— Start Supplied data —

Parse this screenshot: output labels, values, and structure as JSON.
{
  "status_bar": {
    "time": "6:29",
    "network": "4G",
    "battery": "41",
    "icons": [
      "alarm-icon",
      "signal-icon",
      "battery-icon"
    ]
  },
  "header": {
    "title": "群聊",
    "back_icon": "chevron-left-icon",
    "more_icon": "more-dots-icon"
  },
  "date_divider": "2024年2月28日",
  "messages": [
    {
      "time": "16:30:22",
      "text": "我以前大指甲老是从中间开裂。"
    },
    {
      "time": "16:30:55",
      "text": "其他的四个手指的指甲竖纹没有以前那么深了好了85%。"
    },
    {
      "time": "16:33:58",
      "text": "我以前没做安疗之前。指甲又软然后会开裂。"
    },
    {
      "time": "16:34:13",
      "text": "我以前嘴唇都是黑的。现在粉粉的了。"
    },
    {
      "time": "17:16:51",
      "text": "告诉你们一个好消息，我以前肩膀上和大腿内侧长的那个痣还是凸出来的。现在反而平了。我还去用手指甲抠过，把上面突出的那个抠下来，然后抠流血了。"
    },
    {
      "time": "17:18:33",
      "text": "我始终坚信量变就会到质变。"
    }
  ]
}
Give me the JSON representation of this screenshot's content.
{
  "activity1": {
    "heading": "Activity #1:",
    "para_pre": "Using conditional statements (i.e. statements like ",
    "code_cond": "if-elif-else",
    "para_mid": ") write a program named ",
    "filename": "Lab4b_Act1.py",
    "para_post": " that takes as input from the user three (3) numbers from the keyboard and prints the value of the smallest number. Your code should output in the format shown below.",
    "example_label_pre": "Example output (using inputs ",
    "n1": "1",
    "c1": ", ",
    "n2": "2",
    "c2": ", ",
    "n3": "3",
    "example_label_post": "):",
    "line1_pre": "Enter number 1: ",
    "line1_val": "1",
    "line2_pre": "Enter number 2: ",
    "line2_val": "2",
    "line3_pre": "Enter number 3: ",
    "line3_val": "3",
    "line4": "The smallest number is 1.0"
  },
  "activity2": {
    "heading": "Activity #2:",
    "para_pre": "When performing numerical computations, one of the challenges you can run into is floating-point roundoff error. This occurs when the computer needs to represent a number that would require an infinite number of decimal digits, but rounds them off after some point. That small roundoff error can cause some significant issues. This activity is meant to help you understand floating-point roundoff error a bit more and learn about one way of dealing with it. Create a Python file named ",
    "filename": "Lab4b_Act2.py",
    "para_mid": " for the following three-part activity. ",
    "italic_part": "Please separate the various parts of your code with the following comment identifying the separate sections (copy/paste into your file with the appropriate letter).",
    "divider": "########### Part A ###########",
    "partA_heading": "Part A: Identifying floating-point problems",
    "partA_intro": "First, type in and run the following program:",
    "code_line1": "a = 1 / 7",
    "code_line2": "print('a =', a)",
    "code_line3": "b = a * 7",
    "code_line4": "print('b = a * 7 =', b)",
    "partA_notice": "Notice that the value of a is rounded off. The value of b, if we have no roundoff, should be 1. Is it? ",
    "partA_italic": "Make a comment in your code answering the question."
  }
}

— End Supplied data —

Reproduce every line of the listing above in which the string "smallest" appears.

    "para_post": " that takes as input from the user three (3) numbers from the keyboard and prints the value of the smallest number. Your code should output in the format shown below.",
    "line4": "The smallest number is 1.0"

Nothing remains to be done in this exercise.